* **OBJECTIVE**
Identify each line below that contains the word "промышленности", and copy it out.
Start
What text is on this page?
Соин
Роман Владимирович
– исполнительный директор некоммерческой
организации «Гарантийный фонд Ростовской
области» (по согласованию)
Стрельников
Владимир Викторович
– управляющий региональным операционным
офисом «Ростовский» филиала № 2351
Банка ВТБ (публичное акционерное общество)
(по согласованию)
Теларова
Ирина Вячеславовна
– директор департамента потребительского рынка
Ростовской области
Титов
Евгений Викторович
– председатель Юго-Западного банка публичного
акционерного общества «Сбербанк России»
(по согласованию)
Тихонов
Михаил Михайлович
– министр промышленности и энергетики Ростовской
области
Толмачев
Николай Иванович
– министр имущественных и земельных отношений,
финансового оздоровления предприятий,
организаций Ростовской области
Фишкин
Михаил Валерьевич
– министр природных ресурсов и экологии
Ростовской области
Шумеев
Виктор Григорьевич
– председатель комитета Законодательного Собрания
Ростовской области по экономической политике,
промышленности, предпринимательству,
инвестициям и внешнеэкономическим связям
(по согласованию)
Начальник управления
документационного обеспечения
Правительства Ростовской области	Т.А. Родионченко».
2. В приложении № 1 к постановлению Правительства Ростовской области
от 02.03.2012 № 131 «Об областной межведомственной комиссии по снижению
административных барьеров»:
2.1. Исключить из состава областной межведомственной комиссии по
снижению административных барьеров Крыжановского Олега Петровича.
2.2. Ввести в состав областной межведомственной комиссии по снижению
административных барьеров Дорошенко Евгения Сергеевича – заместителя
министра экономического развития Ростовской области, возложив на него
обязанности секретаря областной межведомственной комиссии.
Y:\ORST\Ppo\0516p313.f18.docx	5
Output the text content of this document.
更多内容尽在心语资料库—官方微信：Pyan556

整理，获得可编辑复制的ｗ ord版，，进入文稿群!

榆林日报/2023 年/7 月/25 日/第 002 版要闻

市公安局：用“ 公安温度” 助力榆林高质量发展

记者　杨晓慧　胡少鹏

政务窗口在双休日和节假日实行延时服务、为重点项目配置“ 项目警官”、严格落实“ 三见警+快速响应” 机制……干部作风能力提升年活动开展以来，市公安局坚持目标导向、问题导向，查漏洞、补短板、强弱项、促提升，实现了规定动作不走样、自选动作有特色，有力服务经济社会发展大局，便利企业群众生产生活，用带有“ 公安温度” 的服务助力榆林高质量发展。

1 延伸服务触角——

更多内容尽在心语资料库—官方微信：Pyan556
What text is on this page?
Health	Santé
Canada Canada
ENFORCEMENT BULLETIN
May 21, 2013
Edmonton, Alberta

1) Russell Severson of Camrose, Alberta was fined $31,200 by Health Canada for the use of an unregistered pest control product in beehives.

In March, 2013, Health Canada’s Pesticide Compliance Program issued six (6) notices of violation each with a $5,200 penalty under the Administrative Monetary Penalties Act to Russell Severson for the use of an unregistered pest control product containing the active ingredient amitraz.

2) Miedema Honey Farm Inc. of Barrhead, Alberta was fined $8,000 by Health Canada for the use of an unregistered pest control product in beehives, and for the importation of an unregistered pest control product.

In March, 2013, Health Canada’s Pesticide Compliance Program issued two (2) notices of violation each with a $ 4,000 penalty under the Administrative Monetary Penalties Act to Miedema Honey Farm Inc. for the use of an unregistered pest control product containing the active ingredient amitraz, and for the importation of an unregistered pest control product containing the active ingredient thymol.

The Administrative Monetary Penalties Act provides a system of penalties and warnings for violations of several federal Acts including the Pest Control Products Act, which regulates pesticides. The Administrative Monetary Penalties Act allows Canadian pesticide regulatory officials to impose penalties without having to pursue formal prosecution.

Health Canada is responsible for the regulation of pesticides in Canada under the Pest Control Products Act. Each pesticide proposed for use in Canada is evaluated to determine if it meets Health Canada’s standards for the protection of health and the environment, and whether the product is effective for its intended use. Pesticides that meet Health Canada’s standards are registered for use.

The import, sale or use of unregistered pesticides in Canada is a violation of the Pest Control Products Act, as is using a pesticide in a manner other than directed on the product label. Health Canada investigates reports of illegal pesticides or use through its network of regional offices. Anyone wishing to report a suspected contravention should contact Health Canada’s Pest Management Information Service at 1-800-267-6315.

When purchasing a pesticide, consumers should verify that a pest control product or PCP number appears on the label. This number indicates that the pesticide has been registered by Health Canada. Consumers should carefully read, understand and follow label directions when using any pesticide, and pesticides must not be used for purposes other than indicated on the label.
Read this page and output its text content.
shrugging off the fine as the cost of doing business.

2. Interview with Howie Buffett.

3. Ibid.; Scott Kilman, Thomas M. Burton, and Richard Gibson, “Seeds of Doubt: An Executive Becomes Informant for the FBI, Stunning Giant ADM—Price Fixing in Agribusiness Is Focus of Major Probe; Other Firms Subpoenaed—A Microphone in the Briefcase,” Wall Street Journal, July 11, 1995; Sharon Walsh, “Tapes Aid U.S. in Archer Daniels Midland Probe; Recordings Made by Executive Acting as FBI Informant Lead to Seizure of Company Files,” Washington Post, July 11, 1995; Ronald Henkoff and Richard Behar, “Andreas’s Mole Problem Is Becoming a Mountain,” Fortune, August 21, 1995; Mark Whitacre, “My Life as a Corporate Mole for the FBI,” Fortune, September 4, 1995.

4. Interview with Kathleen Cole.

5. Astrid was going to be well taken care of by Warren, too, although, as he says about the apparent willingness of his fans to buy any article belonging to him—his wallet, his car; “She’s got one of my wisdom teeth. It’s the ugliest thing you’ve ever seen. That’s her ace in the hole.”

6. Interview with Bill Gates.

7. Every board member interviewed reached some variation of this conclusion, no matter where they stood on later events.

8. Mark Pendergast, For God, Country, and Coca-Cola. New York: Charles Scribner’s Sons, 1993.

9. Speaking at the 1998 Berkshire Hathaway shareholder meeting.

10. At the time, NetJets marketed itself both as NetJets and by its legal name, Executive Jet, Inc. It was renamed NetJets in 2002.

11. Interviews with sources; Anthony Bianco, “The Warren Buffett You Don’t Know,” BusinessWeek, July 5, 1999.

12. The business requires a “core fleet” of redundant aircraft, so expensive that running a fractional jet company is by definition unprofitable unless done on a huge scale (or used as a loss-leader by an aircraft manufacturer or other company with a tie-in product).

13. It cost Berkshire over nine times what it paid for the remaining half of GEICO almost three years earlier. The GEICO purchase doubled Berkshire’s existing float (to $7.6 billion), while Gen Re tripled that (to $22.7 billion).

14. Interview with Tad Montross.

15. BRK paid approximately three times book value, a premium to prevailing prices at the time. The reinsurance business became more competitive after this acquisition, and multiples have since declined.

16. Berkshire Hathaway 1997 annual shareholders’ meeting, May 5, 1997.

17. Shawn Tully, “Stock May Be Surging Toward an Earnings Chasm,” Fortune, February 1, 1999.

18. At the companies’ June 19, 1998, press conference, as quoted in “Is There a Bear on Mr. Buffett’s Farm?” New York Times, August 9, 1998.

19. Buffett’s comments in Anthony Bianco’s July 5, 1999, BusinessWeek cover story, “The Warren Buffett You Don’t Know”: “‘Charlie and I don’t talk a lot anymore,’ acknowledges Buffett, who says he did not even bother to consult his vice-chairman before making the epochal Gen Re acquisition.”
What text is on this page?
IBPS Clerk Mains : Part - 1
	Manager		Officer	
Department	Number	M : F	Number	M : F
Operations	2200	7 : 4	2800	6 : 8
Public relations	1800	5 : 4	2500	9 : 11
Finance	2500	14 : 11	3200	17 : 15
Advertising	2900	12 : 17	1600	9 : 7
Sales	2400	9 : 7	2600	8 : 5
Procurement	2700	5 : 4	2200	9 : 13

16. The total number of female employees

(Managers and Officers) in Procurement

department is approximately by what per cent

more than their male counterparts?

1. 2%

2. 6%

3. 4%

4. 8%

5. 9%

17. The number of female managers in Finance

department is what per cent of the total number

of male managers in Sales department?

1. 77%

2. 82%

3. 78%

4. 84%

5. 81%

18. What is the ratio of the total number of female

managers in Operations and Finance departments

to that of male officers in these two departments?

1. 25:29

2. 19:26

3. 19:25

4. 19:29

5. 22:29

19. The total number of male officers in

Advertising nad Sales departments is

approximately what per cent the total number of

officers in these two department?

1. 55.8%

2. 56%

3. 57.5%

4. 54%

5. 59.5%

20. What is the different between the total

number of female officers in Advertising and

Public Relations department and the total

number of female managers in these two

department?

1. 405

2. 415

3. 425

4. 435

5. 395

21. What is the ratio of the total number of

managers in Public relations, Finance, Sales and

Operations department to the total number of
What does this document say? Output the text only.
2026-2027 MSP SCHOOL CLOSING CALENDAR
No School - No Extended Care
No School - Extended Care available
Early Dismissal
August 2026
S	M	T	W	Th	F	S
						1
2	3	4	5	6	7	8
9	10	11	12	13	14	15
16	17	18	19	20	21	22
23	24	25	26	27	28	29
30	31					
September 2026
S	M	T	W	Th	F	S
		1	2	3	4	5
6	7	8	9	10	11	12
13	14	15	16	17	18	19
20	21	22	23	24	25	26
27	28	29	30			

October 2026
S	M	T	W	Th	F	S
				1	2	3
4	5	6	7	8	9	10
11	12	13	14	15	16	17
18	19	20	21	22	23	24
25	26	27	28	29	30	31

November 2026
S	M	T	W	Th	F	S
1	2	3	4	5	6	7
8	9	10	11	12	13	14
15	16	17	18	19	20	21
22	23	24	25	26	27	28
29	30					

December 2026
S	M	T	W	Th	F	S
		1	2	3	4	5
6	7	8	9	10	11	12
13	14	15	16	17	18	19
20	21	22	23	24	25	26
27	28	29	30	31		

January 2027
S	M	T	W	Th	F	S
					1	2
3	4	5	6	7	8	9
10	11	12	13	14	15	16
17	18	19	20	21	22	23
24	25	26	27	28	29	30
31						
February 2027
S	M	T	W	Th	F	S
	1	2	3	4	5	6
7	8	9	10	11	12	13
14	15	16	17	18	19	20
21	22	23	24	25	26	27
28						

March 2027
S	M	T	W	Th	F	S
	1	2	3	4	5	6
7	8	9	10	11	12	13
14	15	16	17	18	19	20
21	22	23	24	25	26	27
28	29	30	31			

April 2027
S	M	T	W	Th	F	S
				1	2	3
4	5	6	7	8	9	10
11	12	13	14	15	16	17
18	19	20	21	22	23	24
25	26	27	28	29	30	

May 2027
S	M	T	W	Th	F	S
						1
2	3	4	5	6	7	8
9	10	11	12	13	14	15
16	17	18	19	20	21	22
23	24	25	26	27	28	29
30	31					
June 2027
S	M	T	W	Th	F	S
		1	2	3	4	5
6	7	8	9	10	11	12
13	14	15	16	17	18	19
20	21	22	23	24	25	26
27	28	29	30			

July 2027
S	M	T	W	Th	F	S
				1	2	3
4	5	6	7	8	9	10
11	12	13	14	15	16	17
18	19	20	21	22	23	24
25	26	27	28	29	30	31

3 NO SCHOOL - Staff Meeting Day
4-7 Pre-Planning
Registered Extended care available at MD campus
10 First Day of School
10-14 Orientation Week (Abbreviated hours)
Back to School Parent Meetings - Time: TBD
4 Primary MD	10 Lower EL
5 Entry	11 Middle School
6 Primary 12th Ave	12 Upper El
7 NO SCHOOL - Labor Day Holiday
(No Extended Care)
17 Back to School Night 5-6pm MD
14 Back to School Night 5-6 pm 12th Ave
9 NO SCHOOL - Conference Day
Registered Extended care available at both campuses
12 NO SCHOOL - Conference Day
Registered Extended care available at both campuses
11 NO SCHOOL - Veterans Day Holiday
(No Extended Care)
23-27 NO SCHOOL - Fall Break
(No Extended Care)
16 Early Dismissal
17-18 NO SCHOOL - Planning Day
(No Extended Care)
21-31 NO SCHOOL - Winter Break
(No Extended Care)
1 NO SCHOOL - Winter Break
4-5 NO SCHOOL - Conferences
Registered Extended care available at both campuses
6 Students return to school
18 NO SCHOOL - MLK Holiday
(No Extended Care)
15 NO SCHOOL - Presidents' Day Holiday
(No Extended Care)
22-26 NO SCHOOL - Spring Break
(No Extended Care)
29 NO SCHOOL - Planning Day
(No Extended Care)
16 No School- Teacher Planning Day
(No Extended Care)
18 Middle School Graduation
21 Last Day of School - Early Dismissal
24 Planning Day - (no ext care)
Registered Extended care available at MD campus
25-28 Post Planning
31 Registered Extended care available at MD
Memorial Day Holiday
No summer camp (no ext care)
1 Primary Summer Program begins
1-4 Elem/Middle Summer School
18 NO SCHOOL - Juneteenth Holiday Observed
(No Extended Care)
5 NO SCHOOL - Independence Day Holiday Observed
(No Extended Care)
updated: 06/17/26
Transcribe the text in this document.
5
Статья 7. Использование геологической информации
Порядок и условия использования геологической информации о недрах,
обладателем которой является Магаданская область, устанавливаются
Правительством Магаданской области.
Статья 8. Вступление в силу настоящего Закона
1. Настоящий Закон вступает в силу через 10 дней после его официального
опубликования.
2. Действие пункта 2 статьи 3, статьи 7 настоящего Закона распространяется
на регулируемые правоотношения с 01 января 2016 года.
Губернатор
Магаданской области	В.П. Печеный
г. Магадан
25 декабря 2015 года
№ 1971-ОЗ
End
* **SOLUTION**
– министр промышленности и энергетики Ростовской
промышленности, предпринимательству,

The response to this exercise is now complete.